# What this task involves:
The required output is the line containing "Read all visible content and emit it as JSON." through the final line of the material below, printed exactly, with no other lines.

===== Provided material

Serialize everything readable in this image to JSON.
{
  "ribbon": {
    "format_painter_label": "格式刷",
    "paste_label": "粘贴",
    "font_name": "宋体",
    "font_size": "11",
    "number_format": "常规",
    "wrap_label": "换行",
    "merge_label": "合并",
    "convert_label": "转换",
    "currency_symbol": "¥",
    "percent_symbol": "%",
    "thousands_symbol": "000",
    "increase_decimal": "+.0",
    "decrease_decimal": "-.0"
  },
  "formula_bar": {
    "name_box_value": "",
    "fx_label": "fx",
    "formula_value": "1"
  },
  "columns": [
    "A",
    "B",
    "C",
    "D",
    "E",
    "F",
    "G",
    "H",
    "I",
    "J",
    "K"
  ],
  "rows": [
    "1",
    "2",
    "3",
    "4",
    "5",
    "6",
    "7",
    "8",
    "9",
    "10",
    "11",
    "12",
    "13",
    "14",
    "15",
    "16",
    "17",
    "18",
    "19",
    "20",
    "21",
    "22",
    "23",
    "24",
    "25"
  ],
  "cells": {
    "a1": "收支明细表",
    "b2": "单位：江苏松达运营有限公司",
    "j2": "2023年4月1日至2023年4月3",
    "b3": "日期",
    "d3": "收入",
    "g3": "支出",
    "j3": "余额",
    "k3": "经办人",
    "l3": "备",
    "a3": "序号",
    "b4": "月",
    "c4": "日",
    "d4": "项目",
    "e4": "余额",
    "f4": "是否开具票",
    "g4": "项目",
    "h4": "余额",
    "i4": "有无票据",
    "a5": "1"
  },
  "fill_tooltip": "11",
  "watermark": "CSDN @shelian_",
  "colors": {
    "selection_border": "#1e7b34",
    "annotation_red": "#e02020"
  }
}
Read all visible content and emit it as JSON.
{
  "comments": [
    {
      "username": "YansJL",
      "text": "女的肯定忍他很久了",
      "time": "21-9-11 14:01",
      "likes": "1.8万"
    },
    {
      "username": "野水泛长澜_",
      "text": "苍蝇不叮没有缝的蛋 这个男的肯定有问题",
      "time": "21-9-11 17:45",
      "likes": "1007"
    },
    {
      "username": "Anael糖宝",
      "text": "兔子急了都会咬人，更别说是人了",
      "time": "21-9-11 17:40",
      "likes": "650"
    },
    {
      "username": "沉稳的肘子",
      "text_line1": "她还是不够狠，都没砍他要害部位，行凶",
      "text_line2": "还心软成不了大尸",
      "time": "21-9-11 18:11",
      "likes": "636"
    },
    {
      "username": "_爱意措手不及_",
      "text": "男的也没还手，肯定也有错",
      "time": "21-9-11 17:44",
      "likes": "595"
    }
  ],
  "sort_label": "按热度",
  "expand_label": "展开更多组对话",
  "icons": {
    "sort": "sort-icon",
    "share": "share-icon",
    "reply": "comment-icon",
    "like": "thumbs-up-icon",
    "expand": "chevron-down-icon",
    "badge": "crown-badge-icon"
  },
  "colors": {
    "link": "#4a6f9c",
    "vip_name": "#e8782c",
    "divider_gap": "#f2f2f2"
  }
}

==========

# Response:
Read all visible content and emit it as JSON.
{
  "comments": [
    {
      "username": "YansJL",
      "text": "女的肯定忍他很久了",
      "time": "21-9-11 14:01",
      "likes": "1.8万"
    },
    {
      "username": "野水泛长澜_",
      "text": "苍蝇不叮没有缝的蛋 这个男的肯定有问题",
      "time": "21-9-11 17:45",
      "likes": "1007"
    },
    {
      "username": "Anael糖宝",
      "text": "兔子急了都会咬人，更别说是人了",
      "time": "21-9-11 17:40",
      "likes": "650"
    },
    {
      "username": "沉稳的肘子",
      "text_line1": "她还是不够狠，都没砍他要害部位，行凶",
      "text_line2": "还心软成不了大尸",
      "time": "21-9-11 18:11",
      "likes": "636"
    },
    {
      "username": "_爱意措手不及_",
      "text": "男的也没还手，肯定也有错",
      "time": "21-9-11 17:44",
      "likes": "595"
    }
  ],
  "sort_label": "按热度",
  "expand_label": "展开更多组对话",
  "icons": {
    "sort": "sort-icon",
    "share": "share-icon",
    "reply": "comment-icon",
    "like": "thumbs-up-icon",
    "expand": "chevron-down-icon",
    "badge": "crown-badge-icon"
  },
  "colors": {
    "link": "#4a6f9c",
    "vip_name": "#e8782c",
    "divider_gap": "#f2f2f2"
  }
}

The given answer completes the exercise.